» **Set problem**
Leave the pictures out and transcribe every record exactly.

Data records
::::
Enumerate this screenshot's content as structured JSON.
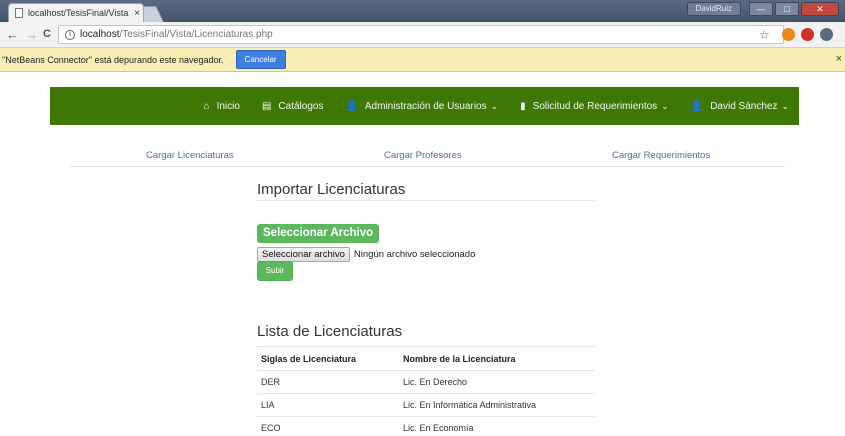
{
  "browser": {
    "tab_title": "localhost/TesisFinal/Vista",
    "tab_close": "×",
    "url_host": "localhost",
    "url_path": "/TesisFinal/Vista/Licenciaturas.php",
    "profile_name": "DavidRuiz",
    "back": "←",
    "forward": "→",
    "reload": "C",
    "star": "☆",
    "win_min": "—",
    "win_max": "□",
    "win_close": "✕",
    "extensions": [
      {
        "name": "extension-orange-icon",
        "color": "#e8891c"
      },
      {
        "name": "extension-red-icon",
        "color": "#d62d2d"
      },
      {
        "name": "extension-gray-icon",
        "color": "#5a6b80"
      }
    ]
  },
  "infobar": {
    "message": "\"NetBeans Connector\" está depurando este navegador.",
    "cancel_label": "Cancelar",
    "close": "×"
  },
  "navbar": {
    "color": "#3f7705",
    "items": [
      {
        "icon": "home-icon",
        "glyph": "⌂",
        "label": "Inicio",
        "caret": ""
      },
      {
        "icon": "list-icon",
        "glyph": "▤",
        "label": "Catálogos",
        "caret": ""
      },
      {
        "icon": "user-icon",
        "glyph": "👤",
        "label": "Administración de Usuarios",
        "caret": "⌄"
      },
      {
        "icon": "file-icon",
        "glyph": "▮",
        "label": "Solicitud de Requerimientos",
        "caret": "⌄"
      },
      {
        "icon": "user-icon",
        "glyph": "👤",
        "label": "David Sánchez",
        "caret": "⌄"
      }
    ]
  },
  "subnav": {
    "links": [
      "Cargar Licenciaturas",
      "Cargar Profesores",
      "Cargar Requerimientos"
    ]
  },
  "import": {
    "title": "Importar Licenciaturas",
    "select_header": "Seleccionar Archivo",
    "file_button": "Seleccionar archivo",
    "file_status": "Ningún archivo seleccionado",
    "submit_label": "Subir"
  },
  "list": {
    "title": "Lista de Licenciaturas",
    "columns": [
      "Siglas de Licenciatura",
      "Nombre de la Licenciatura"
    ],
    "rows": [
      [
        "DER",
        "Lic. En Derecho"
      ],
      [
        "LIA",
        "Lic. En Informática Administrativa"
      ],
      [
        "ECO",
        "Lic. En Economía"
      ]
    ]
  }
}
::::
» **Result**
Enumerate this screenshot's content as structured JSON.
{
  "browser": {
    "tab_title": "localhost/TesisFinal/Vista",
    "tab_close": "×",
    "url_host": "localhost",
    "url_path": "/TesisFinal/Vista/Licenciaturas.php",
    "profile_name": "DavidRuiz",
    "back": "←",
    "forward": "→",
    "reload": "C",
    "star": "☆",
    "win_min": "—",
    "win_max": "□",
    "win_close": "✕",
    "extensions": [
      {
        "name": "extension-orange-icon",
        "color": "#e8891c"
      },
      {
        "name": "extension-red-icon",
        "color": "#d62d2d"
      },
      {
        "name": "extension-gray-icon",
        "color": "#5a6b80"
      }
    ]
  },
  "infobar": {
    "message": "\"NetBeans Connector\" está depurando este navegador.",
    "cancel_label": "Cancelar",
    "close": "×"
  },
  "navbar": {
    "color": "#3f7705",
    "items": [
      {
        "icon": "home-icon",
        "glyph": "⌂",
        "label": "Inicio",
        "caret": ""
      },
      {
        "icon": "list-icon",
        "glyph": "▤",
        "label": "Catálogos",
        "caret": ""
      },
      {
        "icon": "user-icon",
        "glyph": "👤",
        "label": "Administración de Usuarios",
        "caret": "⌄"
      },
      {
        "icon": "file-icon",
        "glyph": "▮",
        "label": "Solicitud de Requerimientos",
        "caret": "⌄"
      },
      {
        "icon": "user-icon",
        "glyph": "👤",
        "label": "David Sánchez",
        "caret": "⌄"
      }
    ]
  },
  "subnav": {
    "links": [
      "Cargar Licenciaturas",
      "Cargar Profesores",
      "Cargar Requerimientos"
    ]
  },
  "import": {
    "title": "Importar Licenciaturas",
    "select_header": "Seleccionar Archivo",
    "file_button": "Seleccionar archivo",
    "file_status": "Ningún archivo seleccionado",
    "submit_label": "Subir"
  },
  "list": {
    "title": "Lista de Licenciaturas",
    "columns": [
      "Siglas de Licenciatura",
      "Nombre de la Licenciatura"
    ],
    "rows": [
      [
        "DER",
        "Lic. En Derecho"
      ],
      [
        "LIA",
        "Lic. En Informática Administrativa"
      ],
      [
        "ECO",
        "Lic. En Economía"
      ]
    ]
  }
}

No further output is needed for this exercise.